◆ TASK MATERIAL
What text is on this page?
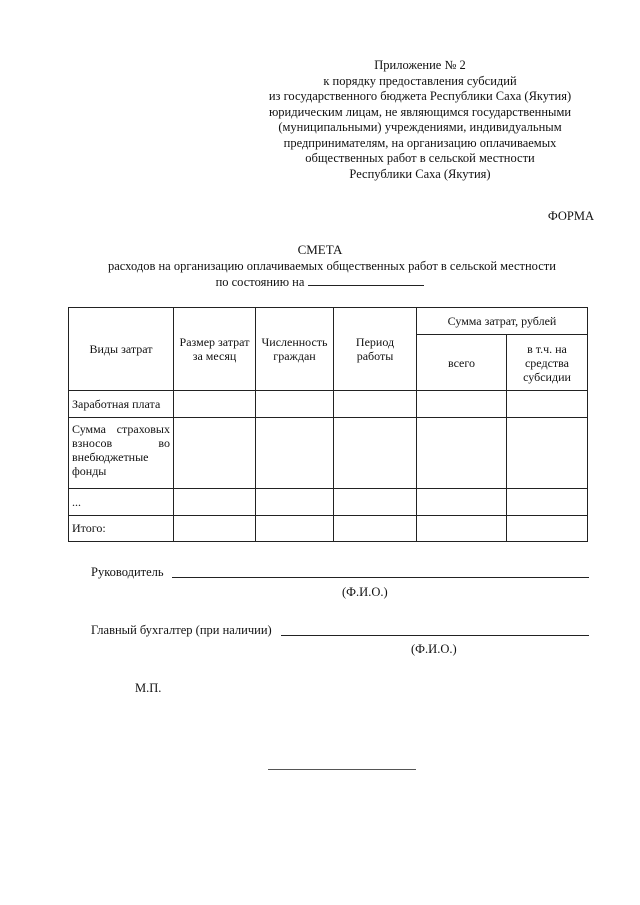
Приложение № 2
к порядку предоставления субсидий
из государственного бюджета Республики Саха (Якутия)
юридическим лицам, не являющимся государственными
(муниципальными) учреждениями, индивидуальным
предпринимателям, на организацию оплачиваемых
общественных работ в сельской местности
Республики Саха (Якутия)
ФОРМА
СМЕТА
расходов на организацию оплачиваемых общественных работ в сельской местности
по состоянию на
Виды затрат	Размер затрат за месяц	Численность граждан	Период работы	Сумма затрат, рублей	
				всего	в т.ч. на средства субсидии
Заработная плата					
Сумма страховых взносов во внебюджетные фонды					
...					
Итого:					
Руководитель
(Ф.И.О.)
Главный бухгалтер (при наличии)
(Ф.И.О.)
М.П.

* * *

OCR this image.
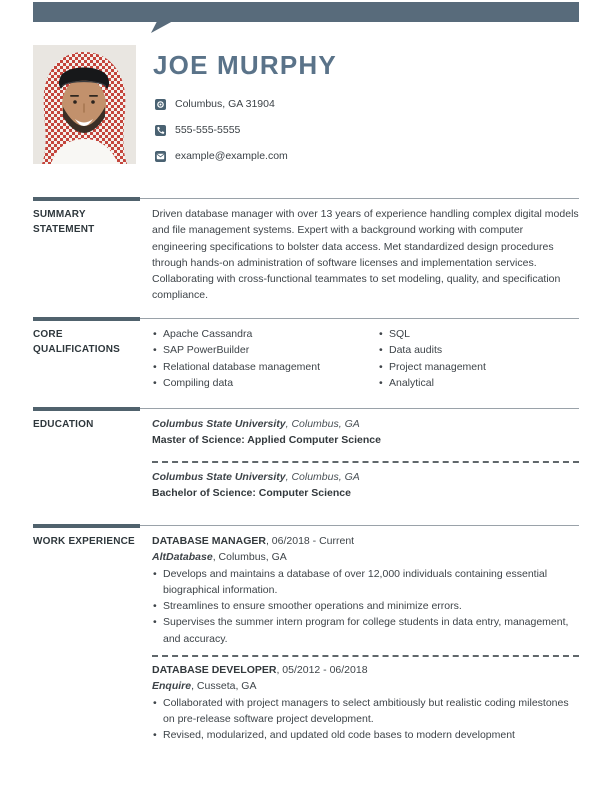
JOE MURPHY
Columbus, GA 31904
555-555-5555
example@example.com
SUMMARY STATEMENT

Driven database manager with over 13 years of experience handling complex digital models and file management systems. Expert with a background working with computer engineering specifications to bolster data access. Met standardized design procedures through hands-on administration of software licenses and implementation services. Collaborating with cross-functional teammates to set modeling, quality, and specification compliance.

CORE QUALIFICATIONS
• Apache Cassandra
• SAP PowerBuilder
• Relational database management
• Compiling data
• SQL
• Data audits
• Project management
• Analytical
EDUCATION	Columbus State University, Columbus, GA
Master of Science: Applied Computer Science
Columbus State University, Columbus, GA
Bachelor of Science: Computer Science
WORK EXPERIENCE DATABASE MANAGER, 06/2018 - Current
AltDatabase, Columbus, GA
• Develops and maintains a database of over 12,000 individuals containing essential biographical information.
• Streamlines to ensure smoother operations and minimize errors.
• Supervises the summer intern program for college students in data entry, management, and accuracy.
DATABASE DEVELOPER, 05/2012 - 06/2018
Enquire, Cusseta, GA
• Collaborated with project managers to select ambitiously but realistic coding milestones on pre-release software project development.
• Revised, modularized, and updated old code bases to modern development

...

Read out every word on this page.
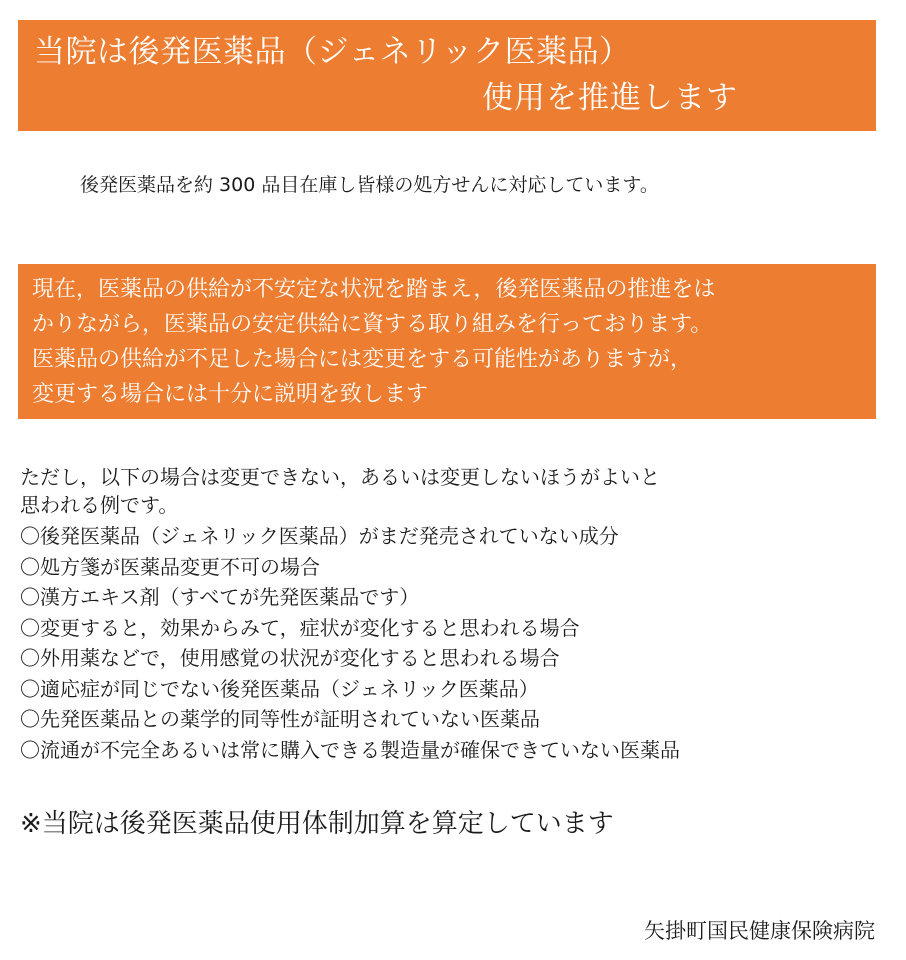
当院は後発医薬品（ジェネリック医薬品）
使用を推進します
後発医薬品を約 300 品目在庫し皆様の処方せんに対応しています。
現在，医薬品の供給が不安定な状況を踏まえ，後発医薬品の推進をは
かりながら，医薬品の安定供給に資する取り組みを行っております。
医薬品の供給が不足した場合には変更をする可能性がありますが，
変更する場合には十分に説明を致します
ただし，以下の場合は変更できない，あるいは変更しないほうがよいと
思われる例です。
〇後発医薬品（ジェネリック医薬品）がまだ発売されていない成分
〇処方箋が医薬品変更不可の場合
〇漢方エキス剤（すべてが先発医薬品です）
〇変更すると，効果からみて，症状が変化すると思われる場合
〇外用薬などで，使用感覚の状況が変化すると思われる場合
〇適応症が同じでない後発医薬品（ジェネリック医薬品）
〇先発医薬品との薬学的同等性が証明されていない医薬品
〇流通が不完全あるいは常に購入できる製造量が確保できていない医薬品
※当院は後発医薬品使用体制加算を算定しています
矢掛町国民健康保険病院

◆ TASK OBJECTIVE
Look through the data and gather every line with the string "Якутия" in it.

◆ TASK RESPONSE
из государственного бюджета Республики Саха (Якутия)
Республики Саха (Якутия)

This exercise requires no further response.